» **What is needed**
Apart from the pictures, reproduce the data below exactly as it stands.

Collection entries
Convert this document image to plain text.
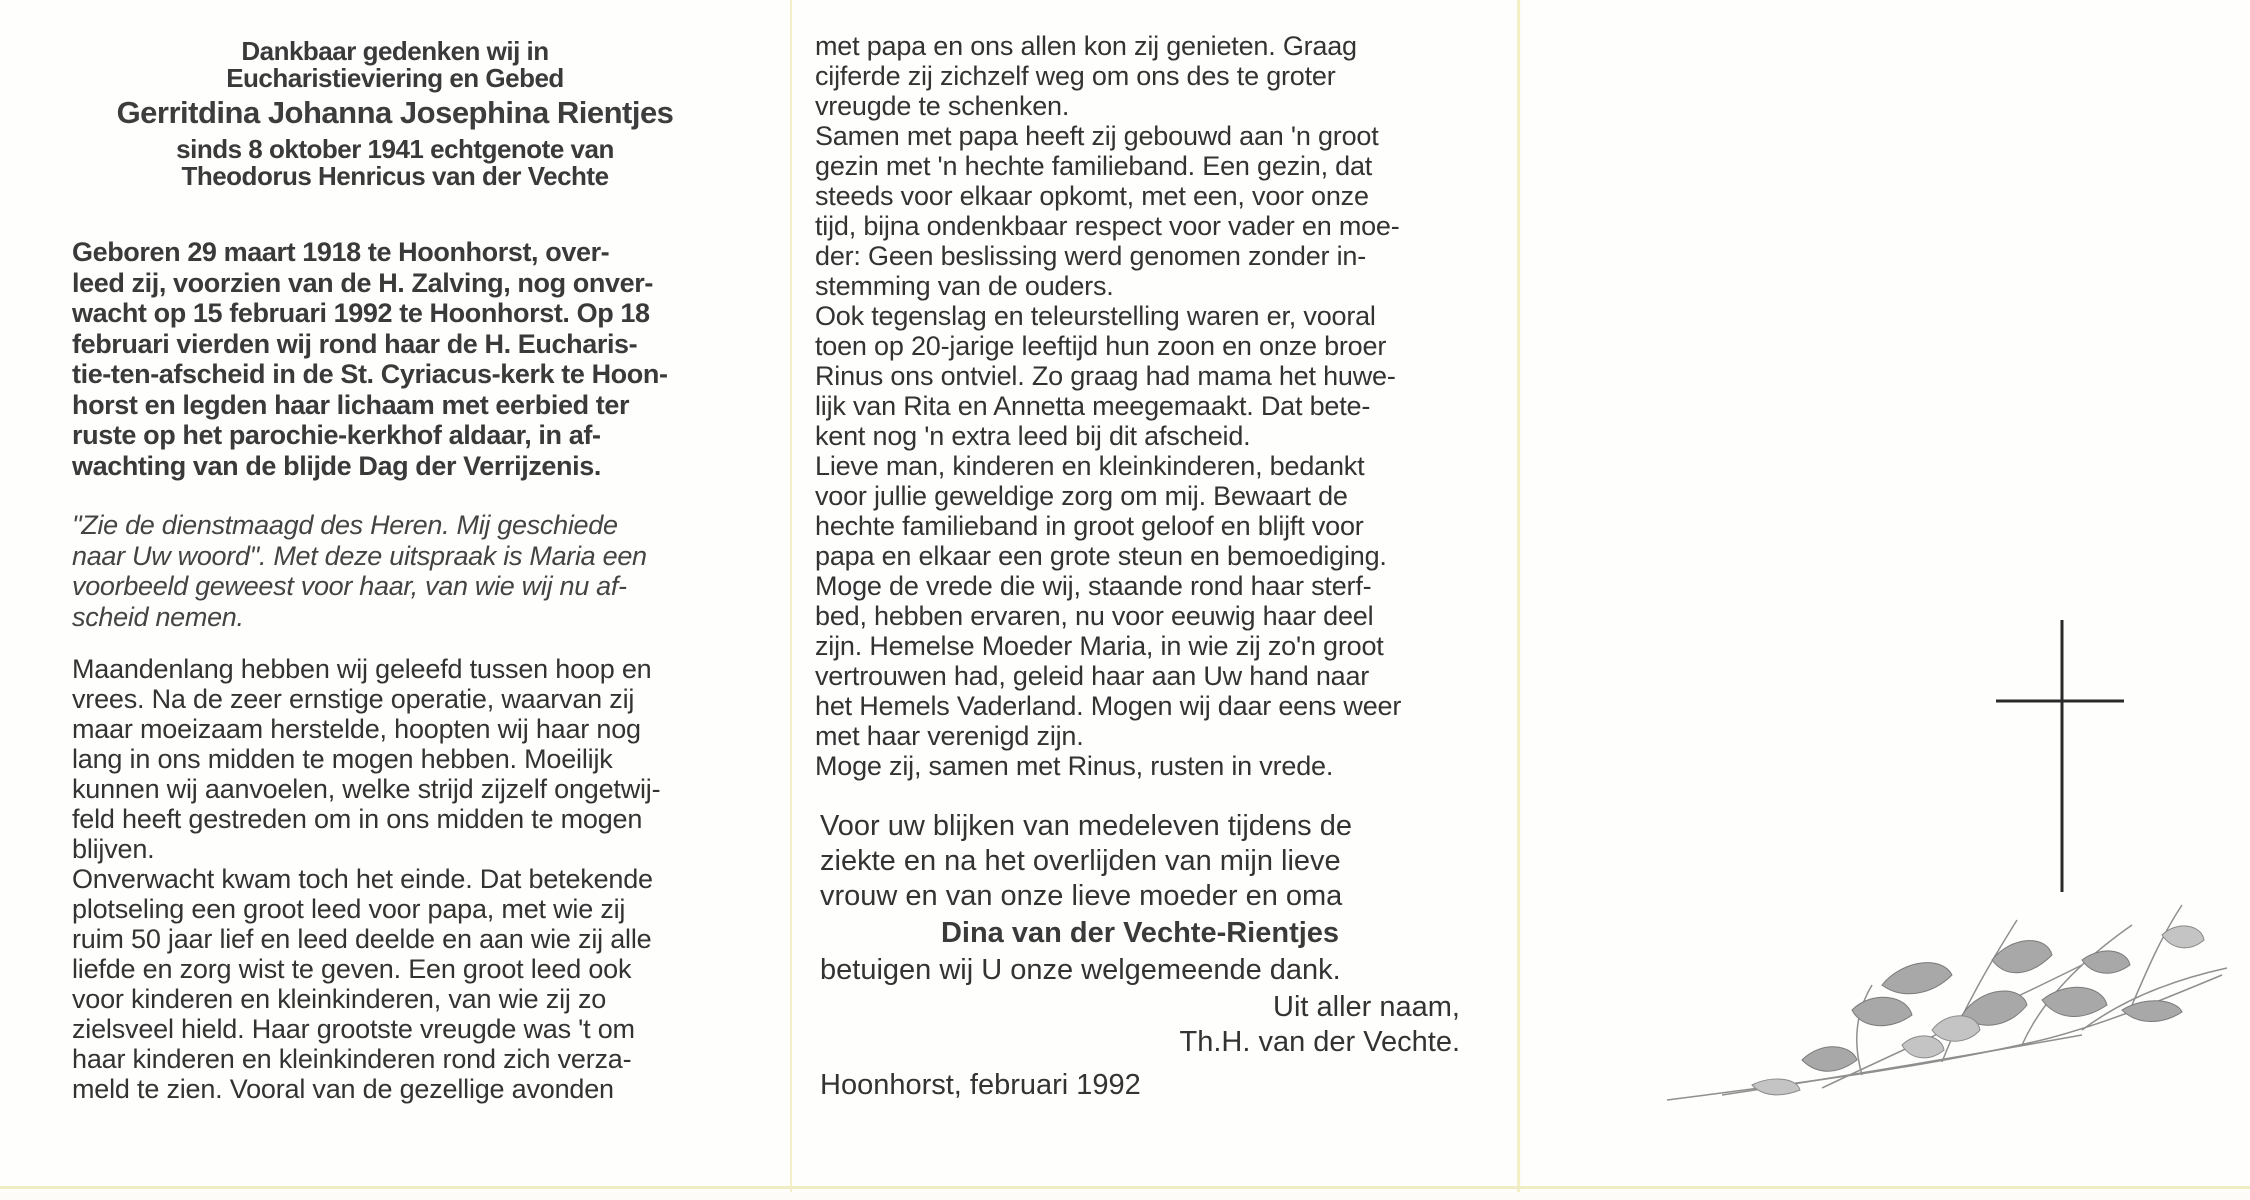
Dankbaar gedenken wij in
Eucharistieviering en Gebed
Gerritdina Johanna Josephina Rientjes
sinds 8 oktober 1941 echtgenote van
Theodorus Henricus van der Vechte
Geboren 29 maart 1918 te Hoonhorst, over-
leed zij, voorzien van de H. Zalving, nog onver-
wacht op 15 februari 1992 te Hoonhorst. Op 18
februari vierden wij rond haar de H. Eucharis-
tie-ten-afscheid in de St. Cyriacus-kerk te Hoon-
horst en legden haar lichaam met eerbied ter
ruste op het parochie-kerkhof aldaar, in af-
wachting van de blijde Dag der Verrijzenis.
"Zie de dienstmaagd des Heren. Mij geschiede
naar Uw woord". Met deze uitspraak is Maria een
voorbeeld geweest voor haar, van wie wij nu af-
scheid nemen.
Maandenlang hebben wij geleefd tussen hoop en
vrees. Na de zeer ernstige operatie, waarvan zij
maar moeizaam herstelde, hoopten wij haar nog
lang in ons midden te mogen hebben. Moeilijk
kunnen wij aanvoelen, welke strijd zijzelf ongetwij-
feld heeft gestreden om in ons midden te mogen
blijven.
Onverwacht kwam toch het einde. Dat betekende
plotseling een groot leed voor papa, met wie zij
ruim 50 jaar lief en leed deelde en aan wie zij alle
liefde en zorg wist te geven. Een groot leed ook
voor kinderen en kleinkinderen, van wie zij zo
zielsveel hield. Haar grootste vreugde was 't om
haar kinderen en kleinkinderen rond zich verza-
meld te zien. Vooral van de gezellige avonden
met papa en ons allen kon zij genieten. Graag
cijferde zij zichzelf weg om ons des te groter
vreugde te schenken.
Samen met papa heeft zij gebouwd aan 'n groot
gezin met 'n hechte familieband. Een gezin, dat
steeds voor elkaar opkomt, met een, voor onze
tijd, bijna ondenkbaar respect voor vader en moe-
der: Geen beslissing werd genomen zonder in-
stemming van de ouders.
Ook tegenslag en teleurstelling waren er, vooral
toen op 20-jarige leeftijd hun zoon en onze broer
Rinus ons ontviel. Zo graag had mama het huwe-
lijk van Rita en Annetta meegemaakt. Dat bete-
kent nog 'n extra leed bij dit afscheid.
Lieve man, kinderen en kleinkinderen, bedankt
voor jullie geweldige zorg om mij. Bewaart de
hechte familieband in groot geloof en blijft voor
papa en elkaar een grote steun en bemoediging.
Moge de vrede die wij, staande rond haar sterf-
bed, hebben ervaren, nu voor eeuwig haar deel
zijn. Hemelse Moeder Maria, in wie zij zo'n groot
vertrouwen had, geleid haar aan Uw hand naar
het Hemels Vaderland. Mogen wij daar eens weer
met haar verenigd zijn.
Moge zij, samen met Rinus, rusten in vrede.
Voor uw blijken van medeleven tijdens de
ziekte en na het overlijden van mijn lieve
vrouw en van onze lieve moeder en oma
Dina van der Vechte-Rientjes
betuigen wij U onze welgemeende dank.
Uit aller naam,
Th.H. van der Vechte.
Hoonhorst, februari 1992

» **Solution for this problem**
Convert this document image to plain text.
Dankbaar gedenken wij in
Eucharistieviering en Gebed
Gerritdina Johanna Josephina Rientjes
sinds 8 oktober 1941 echtgenote van
Theodorus Henricus van der Vechte
Geboren 29 maart 1918 te Hoonhorst, over-
leed zij, voorzien van de H. Zalving, nog onver-
wacht op 15 februari 1992 te Hoonhorst. Op 18
februari vierden wij rond haar de H. Eucharis-
tie-ten-afscheid in de St. Cyriacus-kerk te Hoon-
horst en legden haar lichaam met eerbied ter
ruste op het parochie-kerkhof aldaar, in af-
wachting van de blijde Dag der Verrijzenis.
"Zie de dienstmaagd des Heren. Mij geschiede
naar Uw woord". Met deze uitspraak is Maria een
voorbeeld geweest voor haar, van wie wij nu af-
scheid nemen.
Maandenlang hebben wij geleefd tussen hoop en
vrees. Na de zeer ernstige operatie, waarvan zij
maar moeizaam herstelde, hoopten wij haar nog
lang in ons midden te mogen hebben. Moeilijk
kunnen wij aanvoelen, welke strijd zijzelf ongetwij-
feld heeft gestreden om in ons midden te mogen
blijven.
Onverwacht kwam toch het einde. Dat betekende
plotseling een groot leed voor papa, met wie zij
ruim 50 jaar lief en leed deelde en aan wie zij alle
liefde en zorg wist te geven. Een groot leed ook
voor kinderen en kleinkinderen, van wie zij zo
zielsveel hield. Haar grootste vreugde was 't om
haar kinderen en kleinkinderen rond zich verza-
meld te zien. Vooral van de gezellige avonden
met papa en ons allen kon zij genieten. Graag
cijferde zij zichzelf weg om ons des te groter
vreugde te schenken.
Samen met papa heeft zij gebouwd aan 'n groot
gezin met 'n hechte familieband. Een gezin, dat
steeds voor elkaar opkomt, met een, voor onze
tijd, bijna ondenkbaar respect voor vader en moe-
der: Geen beslissing werd genomen zonder in-
stemming van de ouders.
Ook tegenslag en teleurstelling waren er, vooral
toen op 20-jarige leeftijd hun zoon en onze broer
Rinus ons ontviel. Zo graag had mama het huwe-
lijk van Rita en Annetta meegemaakt. Dat bete-
kent nog 'n extra leed bij dit afscheid.
Lieve man, kinderen en kleinkinderen, bedankt
voor jullie geweldige zorg om mij. Bewaart de
hechte familieband in groot geloof en blijft voor
papa en elkaar een grote steun en bemoediging.
Moge de vrede die wij, staande rond haar sterf-
bed, hebben ervaren, nu voor eeuwig haar deel
zijn. Hemelse Moeder Maria, in wie zij zo'n groot
vertrouwen had, geleid haar aan Uw hand naar
het Hemels Vaderland. Mogen wij daar eens weer
met haar verenigd zijn.
Moge zij, samen met Rinus, rusten in vrede.
Voor uw blijken van medeleven tijdens de
ziekte en na het overlijden van mijn lieve
vrouw en van onze lieve moeder en oma
Dina van der Vechte-Rientjes
betuigen wij U onze welgemeende dank.
Uit aller naam,
Th.H. van der Vechte.
Hoonhorst, februari 1992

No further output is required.